# [Objective]
Retype the material that follows, keeping every word as it is.

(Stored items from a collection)
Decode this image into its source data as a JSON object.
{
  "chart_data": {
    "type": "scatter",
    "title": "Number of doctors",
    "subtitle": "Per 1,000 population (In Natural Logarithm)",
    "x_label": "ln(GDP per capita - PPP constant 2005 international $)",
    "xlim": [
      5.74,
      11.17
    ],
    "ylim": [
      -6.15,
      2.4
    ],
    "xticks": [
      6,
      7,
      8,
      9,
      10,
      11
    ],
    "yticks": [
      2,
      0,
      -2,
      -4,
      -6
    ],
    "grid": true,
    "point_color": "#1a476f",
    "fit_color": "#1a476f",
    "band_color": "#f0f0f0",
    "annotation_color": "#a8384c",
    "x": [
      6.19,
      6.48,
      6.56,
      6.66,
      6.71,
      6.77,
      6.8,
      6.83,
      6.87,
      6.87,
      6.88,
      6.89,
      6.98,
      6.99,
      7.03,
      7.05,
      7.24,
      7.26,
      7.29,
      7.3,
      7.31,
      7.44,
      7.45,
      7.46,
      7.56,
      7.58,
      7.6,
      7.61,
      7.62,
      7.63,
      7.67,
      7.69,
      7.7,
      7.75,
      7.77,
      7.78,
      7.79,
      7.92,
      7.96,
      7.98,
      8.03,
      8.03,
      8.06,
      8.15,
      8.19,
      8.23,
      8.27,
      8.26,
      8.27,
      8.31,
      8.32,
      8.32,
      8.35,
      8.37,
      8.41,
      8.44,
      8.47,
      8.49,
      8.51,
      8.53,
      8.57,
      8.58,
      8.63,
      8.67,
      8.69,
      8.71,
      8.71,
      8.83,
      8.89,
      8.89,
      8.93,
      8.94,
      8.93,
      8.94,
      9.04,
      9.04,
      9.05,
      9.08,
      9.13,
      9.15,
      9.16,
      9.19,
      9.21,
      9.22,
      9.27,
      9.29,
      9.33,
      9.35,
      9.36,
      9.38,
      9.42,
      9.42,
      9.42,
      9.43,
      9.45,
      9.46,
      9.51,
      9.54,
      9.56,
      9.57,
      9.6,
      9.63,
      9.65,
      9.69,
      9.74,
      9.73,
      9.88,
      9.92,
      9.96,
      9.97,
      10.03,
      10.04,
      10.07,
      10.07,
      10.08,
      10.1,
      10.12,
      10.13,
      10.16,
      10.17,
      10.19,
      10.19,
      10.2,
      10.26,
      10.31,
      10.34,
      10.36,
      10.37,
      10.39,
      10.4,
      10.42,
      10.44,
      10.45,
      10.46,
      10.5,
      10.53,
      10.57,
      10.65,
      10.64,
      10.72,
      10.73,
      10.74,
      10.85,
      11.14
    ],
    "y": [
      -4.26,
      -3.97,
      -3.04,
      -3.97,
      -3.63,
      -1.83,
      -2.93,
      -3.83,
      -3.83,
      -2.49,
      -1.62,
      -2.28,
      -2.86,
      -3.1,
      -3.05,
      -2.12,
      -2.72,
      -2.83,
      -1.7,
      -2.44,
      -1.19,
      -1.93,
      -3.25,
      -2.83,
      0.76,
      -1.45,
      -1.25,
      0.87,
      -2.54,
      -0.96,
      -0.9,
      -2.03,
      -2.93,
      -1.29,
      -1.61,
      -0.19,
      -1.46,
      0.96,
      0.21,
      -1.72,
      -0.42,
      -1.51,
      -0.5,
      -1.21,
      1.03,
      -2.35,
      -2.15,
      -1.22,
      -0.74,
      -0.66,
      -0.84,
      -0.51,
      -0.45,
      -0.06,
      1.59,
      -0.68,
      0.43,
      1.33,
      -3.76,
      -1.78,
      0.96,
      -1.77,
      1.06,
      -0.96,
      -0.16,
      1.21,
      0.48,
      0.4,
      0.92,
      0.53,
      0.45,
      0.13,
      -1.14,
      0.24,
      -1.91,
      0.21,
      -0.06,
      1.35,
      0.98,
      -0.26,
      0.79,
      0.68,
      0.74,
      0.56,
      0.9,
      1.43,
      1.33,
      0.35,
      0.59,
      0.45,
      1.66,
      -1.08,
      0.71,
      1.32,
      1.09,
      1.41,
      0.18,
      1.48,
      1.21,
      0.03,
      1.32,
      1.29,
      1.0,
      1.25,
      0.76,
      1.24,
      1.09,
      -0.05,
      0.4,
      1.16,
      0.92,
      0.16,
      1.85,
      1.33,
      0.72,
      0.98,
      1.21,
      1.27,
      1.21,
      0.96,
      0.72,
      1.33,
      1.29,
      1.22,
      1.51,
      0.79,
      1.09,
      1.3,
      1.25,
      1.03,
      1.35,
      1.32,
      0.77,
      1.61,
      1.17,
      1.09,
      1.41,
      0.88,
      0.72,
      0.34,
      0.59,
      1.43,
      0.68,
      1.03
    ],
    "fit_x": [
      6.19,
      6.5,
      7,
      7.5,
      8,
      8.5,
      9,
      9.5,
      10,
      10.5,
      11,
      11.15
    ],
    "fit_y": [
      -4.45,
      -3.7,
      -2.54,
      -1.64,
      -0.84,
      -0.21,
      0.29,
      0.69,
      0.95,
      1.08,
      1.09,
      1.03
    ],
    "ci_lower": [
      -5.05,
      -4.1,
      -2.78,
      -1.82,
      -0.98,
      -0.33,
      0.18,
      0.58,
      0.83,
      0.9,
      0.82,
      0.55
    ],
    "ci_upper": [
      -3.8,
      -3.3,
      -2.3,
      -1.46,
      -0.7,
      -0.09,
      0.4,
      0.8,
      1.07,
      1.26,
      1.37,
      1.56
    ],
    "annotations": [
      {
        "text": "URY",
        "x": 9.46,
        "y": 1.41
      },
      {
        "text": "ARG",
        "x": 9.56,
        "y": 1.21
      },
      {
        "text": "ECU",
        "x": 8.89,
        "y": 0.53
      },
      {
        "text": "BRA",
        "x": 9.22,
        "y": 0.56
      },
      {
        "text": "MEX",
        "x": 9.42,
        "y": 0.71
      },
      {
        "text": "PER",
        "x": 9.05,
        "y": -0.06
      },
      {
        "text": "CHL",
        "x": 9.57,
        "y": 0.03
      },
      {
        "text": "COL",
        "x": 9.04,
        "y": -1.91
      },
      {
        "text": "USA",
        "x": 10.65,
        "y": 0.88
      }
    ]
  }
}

# [Worked answer]
Decode this image into its source data as a JSON object.
{
  "chart_data": {
    "type": "scatter",
    "title": "Number of doctors",
    "subtitle": "Per 1,000 population (In Natural Logarithm)",
    "x_label": "ln(GDP per capita - PPP constant 2005 international $)",
    "xlim": [
      5.74,
      11.17
    ],
    "ylim": [
      -6.15,
      2.4
    ],
    "xticks": [
      6,
      7,
      8,
      9,
      10,
      11
    ],
    "yticks": [
      2,
      0,
      -2,
      -4,
      -6
    ],
    "grid": true,
    "point_color": "#1a476f",
    "fit_color": "#1a476f",
    "band_color": "#f0f0f0",
    "annotation_color": "#a8384c",
    "x": [
      6.19,
      6.48,
      6.56,
      6.66,
      6.71,
      6.77,
      6.8,
      6.83,
      6.87,
      6.87,
      6.88,
      6.89,
      6.98,
      6.99,
      7.03,
      7.05,
      7.24,
      7.26,
      7.29,
      7.3,
      7.31,
      7.44,
      7.45,
      7.46,
      7.56,
      7.58,
      7.6,
      7.61,
      7.62,
      7.63,
      7.67,
      7.69,
      7.7,
      7.75,
      7.77,
      7.78,
      7.79,
      7.92,
      7.96,
      7.98,
      8.03,
      8.03,
      8.06,
      8.15,
      8.19,
      8.23,
      8.27,
      8.26,
      8.27,
      8.31,
      8.32,
      8.32,
      8.35,
      8.37,
      8.41,
      8.44,
      8.47,
      8.49,
      8.51,
      8.53,
      8.57,
      8.58,
      8.63,
      8.67,
      8.69,
      8.71,
      8.71,
      8.83,
      8.89,
      8.89,
      8.93,
      8.94,
      8.93,
      8.94,
      9.04,
      9.04,
      9.05,
      9.08,
      9.13,
      9.15,
      9.16,
      9.19,
      9.21,
      9.22,
      9.27,
      9.29,
      9.33,
      9.35,
      9.36,
      9.38,
      9.42,
      9.42,
      9.42,
      9.43,
      9.45,
      9.46,
      9.51,
      9.54,
      9.56,
      9.57,
      9.6,
      9.63,
      9.65,
      9.69,
      9.74,
      9.73,
      9.88,
      9.92,
      9.96,
      9.97,
      10.03,
      10.04,
      10.07,
      10.07,
      10.08,
      10.1,
      10.12,
      10.13,
      10.16,
      10.17,
      10.19,
      10.19,
      10.2,
      10.26,
      10.31,
      10.34,
      10.36,
      10.37,
      10.39,
      10.4,
      10.42,
      10.44,
      10.45,
      10.46,
      10.5,
      10.53,
      10.57,
      10.65,
      10.64,
      10.72,
      10.73,
      10.74,
      10.85,
      11.14
    ],
    "y": [
      -4.26,
      -3.97,
      -3.04,
      -3.97,
      -3.63,
      -1.83,
      -2.93,
      -3.83,
      -3.83,
      -2.49,
      -1.62,
      -2.28,
      -2.86,
      -3.1,
      -3.05,
      -2.12,
      -2.72,
      -2.83,
      -1.7,
      -2.44,
      -1.19,
      -1.93,
      -3.25,
      -2.83,
      0.76,
      -1.45,
      -1.25,
      0.87,
      -2.54,
      -0.96,
      -0.9,
      -2.03,
      -2.93,
      -1.29,
      -1.61,
      -0.19,
      -1.46,
      0.96,
      0.21,
      -1.72,
      -0.42,
      -1.51,
      -0.5,
      -1.21,
      1.03,
      -2.35,
      -2.15,
      -1.22,
      -0.74,
      -0.66,
      -0.84,
      -0.51,
      -0.45,
      -0.06,
      1.59,
      -0.68,
      0.43,
      1.33,
      -3.76,
      -1.78,
      0.96,
      -1.77,
      1.06,
      -0.96,
      -0.16,
      1.21,
      0.48,
      0.4,
      0.92,
      0.53,
      0.45,
      0.13,
      -1.14,
      0.24,
      -1.91,
      0.21,
      -0.06,
      1.35,
      0.98,
      -0.26,
      0.79,
      0.68,
      0.74,
      0.56,
      0.9,
      1.43,
      1.33,
      0.35,
      0.59,
      0.45,
      1.66,
      -1.08,
      0.71,
      1.32,
      1.09,
      1.41,
      0.18,
      1.48,
      1.21,
      0.03,
      1.32,
      1.29,
      1.0,
      1.25,
      0.76,
      1.24,
      1.09,
      -0.05,
      0.4,
      1.16,
      0.92,
      0.16,
      1.85,
      1.33,
      0.72,
      0.98,
      1.21,
      1.27,
      1.21,
      0.96,
      0.72,
      1.33,
      1.29,
      1.22,
      1.51,
      0.79,
      1.09,
      1.3,
      1.25,
      1.03,
      1.35,
      1.32,
      0.77,
      1.61,
      1.17,
      1.09,
      1.41,
      0.88,
      0.72,
      0.34,
      0.59,
      1.43,
      0.68,
      1.03
    ],
    "fit_x": [
      6.19,
      6.5,
      7,
      7.5,
      8,
      8.5,
      9,
      9.5,
      10,
      10.5,
      11,
      11.15
    ],
    "fit_y": [
      -4.45,
      -3.7,
      -2.54,
      -1.64,
      -0.84,
      -0.21,
      0.29,
      0.69,
      0.95,
      1.08,
      1.09,
      1.03
    ],
    "ci_lower": [
      -5.05,
      -4.1,
      -2.78,
      -1.82,
      -0.98,
      -0.33,
      0.18,
      0.58,
      0.83,
      0.9,
      0.82,
      0.55
    ],
    "ci_upper": [
      -3.8,
      -3.3,
      -2.3,
      -1.46,
      -0.7,
      -0.09,
      0.4,
      0.8,
      1.07,
      1.26,
      1.37,
      1.56
    ],
    "annotations": [
      {
        "text": "URY",
        "x": 9.46,
        "y": 1.41
      },
      {
        "text": "ARG",
        "x": 9.56,
        "y": 1.21
      },
      {
        "text": "ECU",
        "x": 8.89,
        "y": 0.53
      },
      {
        "text": "BRA",
        "x": 9.22,
        "y": 0.56
      },
      {
        "text": "MEX",
        "x": 9.42,
        "y": 0.71
      },
      {
        "text": "PER",
        "x": 9.05,
        "y": -0.06
      },
      {
        "text": "CHL",
        "x": 9.57,
        "y": 0.03
      },
      {
        "text": "COL",
        "x": 9.04,
        "y": -1.91
      },
      {
        "text": "USA",
        "x": 10.65,
        "y": 0.88
      }
    ]
  }
}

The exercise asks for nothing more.